# What needs to be done
Go through the records and copy each line where the word "title" occurs.

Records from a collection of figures
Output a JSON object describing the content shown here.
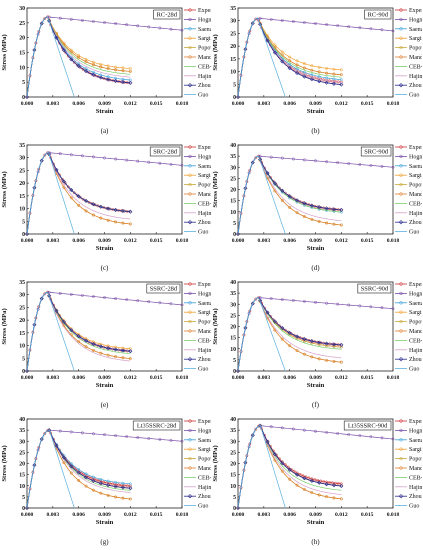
{
  "figure": {
    "series_styles": {
      "Experimental": {
        "color": "#cc3333",
        "marker": "circle"
      },
      "Hognestad": {
        "color": "#7a4fa8",
        "marker": "circle"
      },
      "Saenz": {
        "color": "#3aa0d8",
        "marker": "circle"
      },
      "Sargin": {
        "color": "#f0a030",
        "marker": "circle"
      },
      "Popovics": {
        "color": "#c9a93a",
        "marker": "circle"
      },
      "Mander et al.": {
        "color": "#e08030",
        "marker": "circle"
      },
      "CEB-FIP": {
        "color": "#7ccf6a",
        "marker": "none"
      },
      "Hajime": {
        "color": "#d4a0c8",
        "marker": "none"
      },
      "Zhou et al.": {
        "color": "#2c2c8c",
        "marker": "diamond"
      },
      "Guo": {
        "color": "#5bb0e0",
        "marker": "none"
      }
    }
  },
  "chart_data": [
    {
      "type": "line",
      "panel": "(a)",
      "title": "RC-28d",
      "xlabel": "Strain",
      "ylabel": "Stress (MPa)",
      "xlim": [
        0,
        0.018
      ],
      "ylim": [
        0,
        30
      ],
      "xticks": [
        "0.000",
        "0.003",
        "0.006",
        "0.009",
        "0.012",
        "0.015",
        "0.018"
      ],
      "yticks": [
        "0",
        "5",
        "10",
        "15",
        "20",
        "25",
        "30"
      ],
      "legend_position": "top-right",
      "peak": {
        "strain": 0.0024,
        "stress": 27
      },
      "guo_zero_strain": 0.0055,
      "hognestad_end": 22.5,
      "series": [
        {
          "name": "Experimental",
          "end": 4
        },
        {
          "name": "Hognestad",
          "end": 22.5
        },
        {
          "name": "Saenz",
          "end": 5
        },
        {
          "name": "Sargin",
          "end": 9
        },
        {
          "name": "Popovics",
          "end": 8
        },
        {
          "name": "Mander et al.",
          "end": 8
        },
        {
          "name": "CEB-FIP",
          "end": 7
        },
        {
          "name": "Hajime",
          "end": 6
        },
        {
          "name": "Zhou et al.",
          "end": 4
        },
        {
          "name": "Guo",
          "end": 0
        }
      ]
    },
    {
      "type": "line",
      "panel": "(b)",
      "title": "RC-90d",
      "xlabel": "Strain",
      "ylabel": "Stress (MPa)",
      "xlim": [
        0,
        0.018
      ],
      "ylim": [
        0,
        35
      ],
      "xticks": [
        "0.000",
        "0.003",
        "0.006",
        "0.009",
        "0.012",
        "0.015",
        "0.018"
      ],
      "yticks": [
        "0",
        "5",
        "10",
        "15",
        "20",
        "25",
        "30",
        "35"
      ],
      "legend_position": "top-right",
      "peak": {
        "strain": 0.0023,
        "stress": 31
      },
      "guo_zero_strain": 0.0055,
      "hognestad_end": 26,
      "series": [
        {
          "name": "Experimental",
          "end": 5
        },
        {
          "name": "Hognestad",
          "end": 26
        },
        {
          "name": "Saenz",
          "end": 6
        },
        {
          "name": "Sargin",
          "end": 10
        },
        {
          "name": "Popovics",
          "end": 8
        },
        {
          "name": "Mander et al.",
          "end": 8
        },
        {
          "name": "CEB-FIP",
          "end": 7
        },
        {
          "name": "Hajime",
          "end": 5
        },
        {
          "name": "Zhou et al.",
          "end": 4
        },
        {
          "name": "Guo",
          "end": 0
        }
      ]
    },
    {
      "type": "line",
      "panel": "(c)",
      "title": "SRC-28d",
      "xlabel": "Strain",
      "ylabel": "Stress (MPa)",
      "xlim": [
        0,
        0.018
      ],
      "ylim": [
        0,
        35
      ],
      "xticks": [
        "0.000",
        "0.003",
        "0.006",
        "0.009",
        "0.012",
        "0.015",
        "0.018"
      ],
      "yticks": [
        "0",
        "5",
        "10",
        "15",
        "20",
        "25",
        "30",
        "35"
      ],
      "legend_position": "top-right",
      "peak": {
        "strain": 0.0025,
        "stress": 32
      },
      "guo_zero_strain": 0.0055,
      "hognestad_end": 27,
      "series": [
        {
          "name": "Experimental",
          "end": 8
        },
        {
          "name": "Hognestad",
          "end": 27
        },
        {
          "name": "Saenz",
          "end": 8
        },
        {
          "name": "Sargin",
          "end": 8
        },
        {
          "name": "Popovics",
          "end": 3
        },
        {
          "name": "Mander et al.",
          "end": 3
        },
        {
          "name": "CEB-FIP",
          "end": 8
        },
        {
          "name": "Hajime",
          "end": 5
        },
        {
          "name": "Zhou et al.",
          "end": 8
        },
        {
          "name": "Guo",
          "end": 0
        }
      ]
    },
    {
      "type": "line",
      "panel": "(d)",
      "title": "SRC-90d",
      "xlabel": "Strain",
      "ylabel": "Stress (MPa)",
      "xlim": [
        0,
        0.018
      ],
      "ylim": [
        0,
        40
      ],
      "xticks": [
        "0.000",
        "0.003",
        "0.006",
        "0.009",
        "0.012",
        "0.015",
        "0.018"
      ],
      "yticks": [
        "0",
        "5",
        "10",
        "15",
        "20",
        "25",
        "30",
        "35",
        "40"
      ],
      "legend_position": "top-right",
      "peak": {
        "strain": 0.0024,
        "stress": 35
      },
      "guo_zero_strain": 0.0055,
      "hognestad_end": 30,
      "series": [
        {
          "name": "Experimental",
          "end": 10
        },
        {
          "name": "Hognestad",
          "end": 30
        },
        {
          "name": "Saenz",
          "end": 9
        },
        {
          "name": "Sargin",
          "end": 10
        },
        {
          "name": "Popovics",
          "end": 3
        },
        {
          "name": "Mander et al.",
          "end": 3
        },
        {
          "name": "CEB-FIP",
          "end": 9
        },
        {
          "name": "Hajime",
          "end": 5
        },
        {
          "name": "Zhou et al.",
          "end": 10
        },
        {
          "name": "Guo",
          "end": 0
        }
      ]
    },
    {
      "type": "line",
      "panel": "(e)",
      "title": "SSRC-28d",
      "xlabel": "Strain",
      "ylabel": "Stress (MPa)",
      "xlim": [
        0,
        0.018
      ],
      "ylim": [
        0,
        35
      ],
      "xticks": [
        "0.000",
        "0.003",
        "0.006",
        "0.009",
        "0.012",
        "0.015",
        "0.018"
      ],
      "yticks": [
        "0",
        "5",
        "10",
        "15",
        "20",
        "25",
        "30",
        "35"
      ],
      "legend_position": "top-right",
      "peak": {
        "strain": 0.0024,
        "stress": 31
      },
      "guo_zero_strain": 0.0055,
      "hognestad_end": 26,
      "series": [
        {
          "name": "Experimental",
          "end": 7
        },
        {
          "name": "Hognestad",
          "end": 26
        },
        {
          "name": "Saenz",
          "end": 7
        },
        {
          "name": "Sargin",
          "end": 8
        },
        {
          "name": "Popovics",
          "end": 4
        },
        {
          "name": "Mander et al.",
          "end": 4
        },
        {
          "name": "CEB-FIP",
          "end": 6
        },
        {
          "name": "Hajime",
          "end": 3
        },
        {
          "name": "Zhou et al.",
          "end": 7
        },
        {
          "name": "Guo",
          "end": 0
        }
      ]
    },
    {
      "type": "line",
      "panel": "(f)",
      "title": "SSRC-90d",
      "xlabel": "Strain",
      "ylabel": "Stress (MPa)",
      "xlim": [
        0,
        0.018
      ],
      "ylim": [
        0,
        40
      ],
      "xticks": [
        "0.000",
        "0.003",
        "0.006",
        "0.009",
        "0.012",
        "0.015",
        "0.018"
      ],
      "yticks": [
        "0",
        "5",
        "10",
        "15",
        "20",
        "25",
        "30",
        "35",
        "40"
      ],
      "legend_position": "top-right",
      "peak": {
        "strain": 0.0024,
        "stress": 33
      },
      "guo_zero_strain": 0.0055,
      "hognestad_end": 28,
      "series": [
        {
          "name": "Experimental",
          "end": 11
        },
        {
          "name": "Hognestad",
          "end": 28
        },
        {
          "name": "Saenz",
          "end": 10
        },
        {
          "name": "Sargin",
          "end": 10
        },
        {
          "name": "Popovics",
          "end": 3
        },
        {
          "name": "Mander et al.",
          "end": 3
        },
        {
          "name": "CEB-FIP",
          "end": 9
        },
        {
          "name": "Hajime",
          "end": 5
        },
        {
          "name": "Zhou et al.",
          "end": 11
        },
        {
          "name": "Guo",
          "end": 0
        }
      ]
    },
    {
      "type": "line",
      "panel": "(g)",
      "title": "Lt35SSRC-28d",
      "xlabel": "Strain",
      "ylabel": "Stress (MPa)",
      "xlim": [
        0,
        0.018
      ],
      "ylim": [
        0,
        40
      ],
      "xticks": [
        "0.000",
        "0.003",
        "0.006",
        "0.009",
        "0.012",
        "0.015",
        "0.018"
      ],
      "yticks": [
        "0",
        "5",
        "10",
        "15",
        "20",
        "25",
        "30",
        "35",
        "40"
      ],
      "legend_position": "top-right",
      "peak": {
        "strain": 0.0026,
        "stress": 35
      },
      "guo_zero_strain": 0.0055,
      "hognestad_end": 30,
      "series": [
        {
          "name": "Experimental",
          "end": 9
        },
        {
          "name": "Hognestad",
          "end": 30
        },
        {
          "name": "Saenz",
          "end": 10
        },
        {
          "name": "Sargin",
          "end": 8
        },
        {
          "name": "Popovics",
          "end": 3
        },
        {
          "name": "Mander et al.",
          "end": 3
        },
        {
          "name": "CEB-FIP",
          "end": 7
        },
        {
          "name": "Hajime",
          "end": 6
        },
        {
          "name": "Zhou et al.",
          "end": 8
        },
        {
          "name": "Guo",
          "end": 0
        }
      ]
    },
    {
      "type": "line",
      "panel": "(h)",
      "title": "Lt35SSRC-90d",
      "xlabel": "Strain",
      "ylabel": "Stress (MPa)",
      "xlim": [
        0,
        0.018
      ],
      "ylim": [
        0,
        40
      ],
      "xticks": [
        "0.000",
        "0.003",
        "0.006",
        "0.009",
        "0.012",
        "0.015",
        "0.018"
      ],
      "yticks": [
        "0",
        "5",
        "10",
        "15",
        "20",
        "25",
        "30",
        "35",
        "40"
      ],
      "legend_position": "top-right",
      "peak": {
        "strain": 0.0026,
        "stress": 37
      },
      "guo_zero_strain": 0.0055,
      "hognestad_end": 31,
      "series": [
        {
          "name": "Experimental",
          "end": 10
        },
        {
          "name": "Hognestad",
          "end": 31
        },
        {
          "name": "Saenz",
          "end": 9
        },
        {
          "name": "Sargin",
          "end": 9
        },
        {
          "name": "Popovics",
          "end": 3
        },
        {
          "name": "Mander et al.",
          "end": 3
        },
        {
          "name": "CEB-FIP",
          "end": 7
        },
        {
          "name": "Hajime",
          "end": 5
        },
        {
          "name": "Zhou et al.",
          "end": 9
        },
        {
          "name": "Guo",
          "end": 0
        }
      ]
    }
  ]
}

# The answer
      "title": "RC-28d",
      "title": "RC-90d",
      "title": "SRC-28d",
      "title": "SRC-90d",
      "title": "SSRC-28d",
      "title": "SSRC-90d",
      "title": "Lt35SSRC-28d",
      "title": "Lt35SSRC-90d",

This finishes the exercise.